[Stated exercise] Identify the lines containing the word "letter". Copy each one.

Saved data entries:
*-*-*

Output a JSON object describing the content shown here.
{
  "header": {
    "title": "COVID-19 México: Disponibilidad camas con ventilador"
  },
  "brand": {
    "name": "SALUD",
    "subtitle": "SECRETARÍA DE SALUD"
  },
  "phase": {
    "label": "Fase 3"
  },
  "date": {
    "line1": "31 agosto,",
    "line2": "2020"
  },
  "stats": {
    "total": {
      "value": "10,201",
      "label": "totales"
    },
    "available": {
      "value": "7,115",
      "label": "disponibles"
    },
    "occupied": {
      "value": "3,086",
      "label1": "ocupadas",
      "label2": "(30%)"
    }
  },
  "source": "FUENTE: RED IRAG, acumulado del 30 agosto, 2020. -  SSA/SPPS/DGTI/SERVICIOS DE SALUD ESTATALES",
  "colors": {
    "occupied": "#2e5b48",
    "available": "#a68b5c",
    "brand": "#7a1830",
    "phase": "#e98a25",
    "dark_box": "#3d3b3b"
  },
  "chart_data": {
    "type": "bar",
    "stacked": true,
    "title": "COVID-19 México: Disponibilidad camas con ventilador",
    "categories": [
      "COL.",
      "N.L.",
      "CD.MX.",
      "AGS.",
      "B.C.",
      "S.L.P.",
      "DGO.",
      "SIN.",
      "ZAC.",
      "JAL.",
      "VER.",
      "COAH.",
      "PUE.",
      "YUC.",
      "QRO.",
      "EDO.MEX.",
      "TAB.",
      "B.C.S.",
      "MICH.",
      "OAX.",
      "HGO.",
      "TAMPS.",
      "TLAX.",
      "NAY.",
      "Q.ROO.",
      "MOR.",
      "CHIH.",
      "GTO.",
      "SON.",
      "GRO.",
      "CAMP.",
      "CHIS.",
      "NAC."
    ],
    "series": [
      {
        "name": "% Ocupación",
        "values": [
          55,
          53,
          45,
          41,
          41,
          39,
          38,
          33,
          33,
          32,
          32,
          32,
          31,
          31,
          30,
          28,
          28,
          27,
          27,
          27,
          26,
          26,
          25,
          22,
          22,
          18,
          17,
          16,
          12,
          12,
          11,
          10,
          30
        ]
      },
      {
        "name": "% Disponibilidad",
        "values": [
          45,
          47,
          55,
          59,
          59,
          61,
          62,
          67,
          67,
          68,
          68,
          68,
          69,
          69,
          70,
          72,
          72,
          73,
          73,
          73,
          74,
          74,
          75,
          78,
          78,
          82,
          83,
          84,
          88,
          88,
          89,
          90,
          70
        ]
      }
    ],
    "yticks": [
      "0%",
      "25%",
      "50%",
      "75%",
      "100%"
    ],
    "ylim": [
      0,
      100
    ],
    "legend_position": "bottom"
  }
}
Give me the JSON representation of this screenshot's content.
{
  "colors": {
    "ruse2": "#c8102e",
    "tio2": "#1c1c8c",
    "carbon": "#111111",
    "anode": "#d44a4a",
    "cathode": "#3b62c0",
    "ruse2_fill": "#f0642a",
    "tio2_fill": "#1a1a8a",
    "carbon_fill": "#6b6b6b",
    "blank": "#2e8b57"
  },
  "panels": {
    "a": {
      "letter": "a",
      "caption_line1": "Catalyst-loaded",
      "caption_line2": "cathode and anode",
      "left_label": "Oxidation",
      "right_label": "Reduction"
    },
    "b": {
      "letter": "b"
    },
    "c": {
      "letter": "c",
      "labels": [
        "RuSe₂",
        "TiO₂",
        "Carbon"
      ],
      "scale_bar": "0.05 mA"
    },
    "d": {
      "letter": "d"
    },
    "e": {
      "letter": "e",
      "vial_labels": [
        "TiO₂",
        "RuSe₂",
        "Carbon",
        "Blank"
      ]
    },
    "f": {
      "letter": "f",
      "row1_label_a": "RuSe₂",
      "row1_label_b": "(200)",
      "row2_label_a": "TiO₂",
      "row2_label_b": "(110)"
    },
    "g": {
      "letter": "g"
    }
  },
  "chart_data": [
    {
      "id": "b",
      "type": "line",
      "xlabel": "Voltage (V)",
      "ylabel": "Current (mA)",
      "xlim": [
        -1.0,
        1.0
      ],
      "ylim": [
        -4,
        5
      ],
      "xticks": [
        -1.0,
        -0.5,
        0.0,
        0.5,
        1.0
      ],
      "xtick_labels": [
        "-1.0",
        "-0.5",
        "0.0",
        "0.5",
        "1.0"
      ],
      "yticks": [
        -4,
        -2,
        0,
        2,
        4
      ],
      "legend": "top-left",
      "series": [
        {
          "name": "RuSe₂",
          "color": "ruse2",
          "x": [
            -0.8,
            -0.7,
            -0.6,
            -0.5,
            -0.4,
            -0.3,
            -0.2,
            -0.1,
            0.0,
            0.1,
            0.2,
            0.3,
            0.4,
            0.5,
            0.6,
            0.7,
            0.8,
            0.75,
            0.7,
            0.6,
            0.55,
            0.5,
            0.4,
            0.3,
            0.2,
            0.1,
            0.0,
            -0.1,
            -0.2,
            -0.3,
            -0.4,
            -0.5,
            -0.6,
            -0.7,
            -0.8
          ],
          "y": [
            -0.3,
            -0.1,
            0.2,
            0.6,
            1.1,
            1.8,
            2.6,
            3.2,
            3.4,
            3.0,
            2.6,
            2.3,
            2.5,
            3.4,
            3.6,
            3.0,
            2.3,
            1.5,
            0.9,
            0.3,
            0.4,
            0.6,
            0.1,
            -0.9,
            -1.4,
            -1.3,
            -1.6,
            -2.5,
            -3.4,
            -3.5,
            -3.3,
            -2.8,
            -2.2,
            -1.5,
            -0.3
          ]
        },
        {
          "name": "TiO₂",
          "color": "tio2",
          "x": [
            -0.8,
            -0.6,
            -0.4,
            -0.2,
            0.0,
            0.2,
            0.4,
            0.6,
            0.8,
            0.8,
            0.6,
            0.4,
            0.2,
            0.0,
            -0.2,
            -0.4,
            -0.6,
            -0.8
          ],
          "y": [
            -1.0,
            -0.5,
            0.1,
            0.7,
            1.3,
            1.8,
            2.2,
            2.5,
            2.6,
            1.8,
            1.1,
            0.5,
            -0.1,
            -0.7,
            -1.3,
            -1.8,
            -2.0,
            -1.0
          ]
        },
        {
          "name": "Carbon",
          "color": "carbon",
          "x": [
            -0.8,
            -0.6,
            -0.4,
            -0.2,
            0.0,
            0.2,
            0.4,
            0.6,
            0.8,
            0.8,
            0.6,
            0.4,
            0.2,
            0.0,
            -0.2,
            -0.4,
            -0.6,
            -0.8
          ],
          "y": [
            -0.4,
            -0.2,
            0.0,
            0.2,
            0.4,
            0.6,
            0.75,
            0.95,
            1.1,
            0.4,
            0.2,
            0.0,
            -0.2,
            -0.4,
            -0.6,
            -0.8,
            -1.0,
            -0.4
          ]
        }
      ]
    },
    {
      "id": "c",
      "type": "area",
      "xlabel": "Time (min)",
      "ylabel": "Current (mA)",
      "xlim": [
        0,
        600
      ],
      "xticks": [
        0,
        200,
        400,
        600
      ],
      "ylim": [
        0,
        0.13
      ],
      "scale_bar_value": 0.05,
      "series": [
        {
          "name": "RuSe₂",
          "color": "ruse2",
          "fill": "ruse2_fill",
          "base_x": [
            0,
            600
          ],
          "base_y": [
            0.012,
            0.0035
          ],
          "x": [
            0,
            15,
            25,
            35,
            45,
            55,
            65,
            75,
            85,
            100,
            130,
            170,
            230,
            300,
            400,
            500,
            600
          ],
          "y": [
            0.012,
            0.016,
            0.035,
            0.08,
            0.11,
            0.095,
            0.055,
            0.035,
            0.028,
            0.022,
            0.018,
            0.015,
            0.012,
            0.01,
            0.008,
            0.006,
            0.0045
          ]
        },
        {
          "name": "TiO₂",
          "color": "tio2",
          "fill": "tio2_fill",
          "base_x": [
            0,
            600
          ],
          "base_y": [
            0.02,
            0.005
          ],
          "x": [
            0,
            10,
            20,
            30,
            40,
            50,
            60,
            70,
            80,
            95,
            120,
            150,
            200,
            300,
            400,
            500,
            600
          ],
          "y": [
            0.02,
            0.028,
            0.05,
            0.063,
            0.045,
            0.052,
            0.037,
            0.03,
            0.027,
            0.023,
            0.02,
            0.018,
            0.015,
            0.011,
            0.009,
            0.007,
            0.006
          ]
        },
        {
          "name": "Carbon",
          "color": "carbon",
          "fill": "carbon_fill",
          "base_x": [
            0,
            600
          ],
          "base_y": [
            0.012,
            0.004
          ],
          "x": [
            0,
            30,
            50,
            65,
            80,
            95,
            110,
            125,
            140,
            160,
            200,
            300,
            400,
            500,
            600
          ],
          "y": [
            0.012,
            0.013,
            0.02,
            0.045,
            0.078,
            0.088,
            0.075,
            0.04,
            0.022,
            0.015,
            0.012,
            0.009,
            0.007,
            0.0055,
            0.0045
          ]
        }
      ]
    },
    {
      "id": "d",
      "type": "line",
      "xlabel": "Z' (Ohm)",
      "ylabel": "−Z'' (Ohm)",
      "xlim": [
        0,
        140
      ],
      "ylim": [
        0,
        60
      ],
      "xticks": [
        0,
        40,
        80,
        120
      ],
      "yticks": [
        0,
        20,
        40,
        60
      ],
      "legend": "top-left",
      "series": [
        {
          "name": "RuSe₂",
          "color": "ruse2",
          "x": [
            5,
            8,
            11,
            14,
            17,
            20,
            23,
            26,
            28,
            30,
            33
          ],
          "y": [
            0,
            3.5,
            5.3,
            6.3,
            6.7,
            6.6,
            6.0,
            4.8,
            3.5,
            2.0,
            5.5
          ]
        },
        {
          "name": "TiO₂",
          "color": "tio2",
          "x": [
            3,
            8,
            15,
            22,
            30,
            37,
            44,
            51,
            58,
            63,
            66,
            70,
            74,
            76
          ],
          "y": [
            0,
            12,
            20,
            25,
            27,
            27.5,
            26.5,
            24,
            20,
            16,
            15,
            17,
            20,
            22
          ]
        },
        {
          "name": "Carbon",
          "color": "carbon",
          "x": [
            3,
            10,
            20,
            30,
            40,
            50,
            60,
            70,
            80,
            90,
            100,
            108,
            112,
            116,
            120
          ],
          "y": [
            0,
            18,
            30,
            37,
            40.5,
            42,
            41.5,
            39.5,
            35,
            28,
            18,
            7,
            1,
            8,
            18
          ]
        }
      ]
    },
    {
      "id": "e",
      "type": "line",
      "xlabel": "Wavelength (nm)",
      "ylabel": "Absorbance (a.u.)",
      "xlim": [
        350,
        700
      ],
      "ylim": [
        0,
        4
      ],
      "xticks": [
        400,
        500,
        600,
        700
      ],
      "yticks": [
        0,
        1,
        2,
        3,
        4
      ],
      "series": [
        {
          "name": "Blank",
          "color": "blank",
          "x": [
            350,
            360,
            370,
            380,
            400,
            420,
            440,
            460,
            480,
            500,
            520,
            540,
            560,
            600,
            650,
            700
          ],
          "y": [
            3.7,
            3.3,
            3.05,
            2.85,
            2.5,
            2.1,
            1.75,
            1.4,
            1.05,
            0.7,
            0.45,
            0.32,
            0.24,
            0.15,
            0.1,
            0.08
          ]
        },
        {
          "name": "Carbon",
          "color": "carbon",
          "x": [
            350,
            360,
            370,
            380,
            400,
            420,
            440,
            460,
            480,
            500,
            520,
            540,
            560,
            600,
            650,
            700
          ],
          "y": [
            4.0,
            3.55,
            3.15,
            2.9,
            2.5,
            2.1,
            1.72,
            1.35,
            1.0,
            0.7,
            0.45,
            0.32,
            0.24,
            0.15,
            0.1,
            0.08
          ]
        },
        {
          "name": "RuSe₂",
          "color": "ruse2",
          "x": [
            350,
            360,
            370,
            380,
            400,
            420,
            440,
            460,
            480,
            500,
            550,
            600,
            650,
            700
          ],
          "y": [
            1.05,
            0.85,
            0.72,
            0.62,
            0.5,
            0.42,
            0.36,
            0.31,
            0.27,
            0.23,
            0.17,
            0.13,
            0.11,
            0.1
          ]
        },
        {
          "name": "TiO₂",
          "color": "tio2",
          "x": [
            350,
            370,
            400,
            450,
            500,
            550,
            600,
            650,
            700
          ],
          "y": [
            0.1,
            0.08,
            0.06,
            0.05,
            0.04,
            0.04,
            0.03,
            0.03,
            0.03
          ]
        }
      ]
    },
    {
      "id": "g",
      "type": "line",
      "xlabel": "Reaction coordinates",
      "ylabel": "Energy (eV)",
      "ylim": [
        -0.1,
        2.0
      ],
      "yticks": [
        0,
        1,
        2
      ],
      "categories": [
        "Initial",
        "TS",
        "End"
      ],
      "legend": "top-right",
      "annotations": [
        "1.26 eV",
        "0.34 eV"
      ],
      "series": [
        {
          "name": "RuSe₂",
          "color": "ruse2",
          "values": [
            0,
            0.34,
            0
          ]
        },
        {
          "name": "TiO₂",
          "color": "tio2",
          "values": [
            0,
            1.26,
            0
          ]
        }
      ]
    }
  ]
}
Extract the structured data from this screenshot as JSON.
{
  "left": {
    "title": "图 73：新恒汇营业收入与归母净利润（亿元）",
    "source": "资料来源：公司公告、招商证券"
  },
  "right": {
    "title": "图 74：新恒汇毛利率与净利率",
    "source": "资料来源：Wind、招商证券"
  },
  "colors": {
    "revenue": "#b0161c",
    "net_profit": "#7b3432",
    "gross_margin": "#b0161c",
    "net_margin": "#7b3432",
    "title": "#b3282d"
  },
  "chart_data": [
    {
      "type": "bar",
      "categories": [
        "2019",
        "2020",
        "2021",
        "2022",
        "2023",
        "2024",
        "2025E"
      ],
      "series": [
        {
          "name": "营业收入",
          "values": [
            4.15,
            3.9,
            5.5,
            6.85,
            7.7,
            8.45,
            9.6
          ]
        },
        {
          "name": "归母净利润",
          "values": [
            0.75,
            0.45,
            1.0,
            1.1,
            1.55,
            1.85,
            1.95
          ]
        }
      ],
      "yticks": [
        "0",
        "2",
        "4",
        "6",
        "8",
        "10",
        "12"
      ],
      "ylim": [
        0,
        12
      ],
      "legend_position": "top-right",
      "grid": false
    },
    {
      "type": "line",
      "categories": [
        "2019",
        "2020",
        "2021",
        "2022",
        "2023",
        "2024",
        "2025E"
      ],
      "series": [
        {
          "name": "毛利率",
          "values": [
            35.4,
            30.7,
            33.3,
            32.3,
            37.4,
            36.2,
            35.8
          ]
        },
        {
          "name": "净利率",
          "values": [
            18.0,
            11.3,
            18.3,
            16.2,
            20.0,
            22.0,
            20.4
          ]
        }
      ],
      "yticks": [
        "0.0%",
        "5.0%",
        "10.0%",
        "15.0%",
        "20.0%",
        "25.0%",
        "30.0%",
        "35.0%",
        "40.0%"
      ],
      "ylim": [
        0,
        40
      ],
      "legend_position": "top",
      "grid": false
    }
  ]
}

*-*-*

[Final answer]
      "letter": "a",
      "letter": "b"
      "letter": "c",
      "letter": "d"
      "letter": "e",
      "letter": "f",
      "letter": "g"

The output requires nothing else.